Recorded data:
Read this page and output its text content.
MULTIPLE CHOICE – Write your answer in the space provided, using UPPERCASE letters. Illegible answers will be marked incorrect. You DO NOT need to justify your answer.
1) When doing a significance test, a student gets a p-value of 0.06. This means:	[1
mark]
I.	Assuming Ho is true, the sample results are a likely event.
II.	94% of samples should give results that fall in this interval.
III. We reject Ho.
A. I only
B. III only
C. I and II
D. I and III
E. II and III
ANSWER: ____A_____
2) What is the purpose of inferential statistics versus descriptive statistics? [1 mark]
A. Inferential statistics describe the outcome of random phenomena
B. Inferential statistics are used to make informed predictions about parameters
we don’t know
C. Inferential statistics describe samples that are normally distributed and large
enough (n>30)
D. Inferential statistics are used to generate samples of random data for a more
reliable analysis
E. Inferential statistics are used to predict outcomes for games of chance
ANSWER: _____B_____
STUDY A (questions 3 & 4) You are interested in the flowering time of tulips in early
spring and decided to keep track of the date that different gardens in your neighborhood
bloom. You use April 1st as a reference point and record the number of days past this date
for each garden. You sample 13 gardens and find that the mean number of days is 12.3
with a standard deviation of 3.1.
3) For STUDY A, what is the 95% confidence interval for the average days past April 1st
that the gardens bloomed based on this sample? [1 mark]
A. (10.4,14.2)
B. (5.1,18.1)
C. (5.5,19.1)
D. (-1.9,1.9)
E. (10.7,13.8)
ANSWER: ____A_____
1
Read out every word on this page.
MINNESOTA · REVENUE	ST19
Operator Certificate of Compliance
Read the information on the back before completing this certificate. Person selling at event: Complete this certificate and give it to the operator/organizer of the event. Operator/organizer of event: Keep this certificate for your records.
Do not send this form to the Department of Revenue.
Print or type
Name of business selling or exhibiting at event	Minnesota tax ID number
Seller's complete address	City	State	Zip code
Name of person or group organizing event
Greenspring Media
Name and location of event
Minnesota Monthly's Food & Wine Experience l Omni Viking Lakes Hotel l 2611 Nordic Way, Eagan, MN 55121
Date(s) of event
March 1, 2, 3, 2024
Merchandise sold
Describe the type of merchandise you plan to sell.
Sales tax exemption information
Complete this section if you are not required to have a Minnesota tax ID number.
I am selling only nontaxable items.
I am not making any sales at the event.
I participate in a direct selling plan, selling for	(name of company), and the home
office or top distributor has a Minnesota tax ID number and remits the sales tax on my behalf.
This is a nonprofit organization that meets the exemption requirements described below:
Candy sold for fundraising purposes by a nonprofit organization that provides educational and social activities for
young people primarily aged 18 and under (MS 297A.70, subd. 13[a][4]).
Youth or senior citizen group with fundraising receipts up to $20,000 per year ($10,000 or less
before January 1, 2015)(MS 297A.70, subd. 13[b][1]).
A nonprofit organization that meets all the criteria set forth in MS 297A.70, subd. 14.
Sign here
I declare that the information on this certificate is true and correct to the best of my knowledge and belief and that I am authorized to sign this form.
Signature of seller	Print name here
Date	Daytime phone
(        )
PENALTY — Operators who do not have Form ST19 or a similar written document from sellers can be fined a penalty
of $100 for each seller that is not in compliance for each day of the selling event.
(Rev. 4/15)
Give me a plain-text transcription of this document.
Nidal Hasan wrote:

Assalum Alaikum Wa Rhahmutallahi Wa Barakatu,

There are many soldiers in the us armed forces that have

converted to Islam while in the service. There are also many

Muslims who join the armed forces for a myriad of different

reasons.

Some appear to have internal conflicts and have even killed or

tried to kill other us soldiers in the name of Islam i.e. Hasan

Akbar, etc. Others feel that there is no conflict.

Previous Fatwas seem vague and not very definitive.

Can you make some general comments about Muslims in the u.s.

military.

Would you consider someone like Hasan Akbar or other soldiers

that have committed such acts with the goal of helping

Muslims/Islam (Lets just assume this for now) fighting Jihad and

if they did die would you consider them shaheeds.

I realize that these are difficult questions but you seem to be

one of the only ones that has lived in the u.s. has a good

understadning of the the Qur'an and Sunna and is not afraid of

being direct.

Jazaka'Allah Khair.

• [Task statement]: Read the data above. Pull out each line in which the string "text" appears.

• [Problem solution]:
Read this page and output its text content.
Give me a plain-text transcription of this document.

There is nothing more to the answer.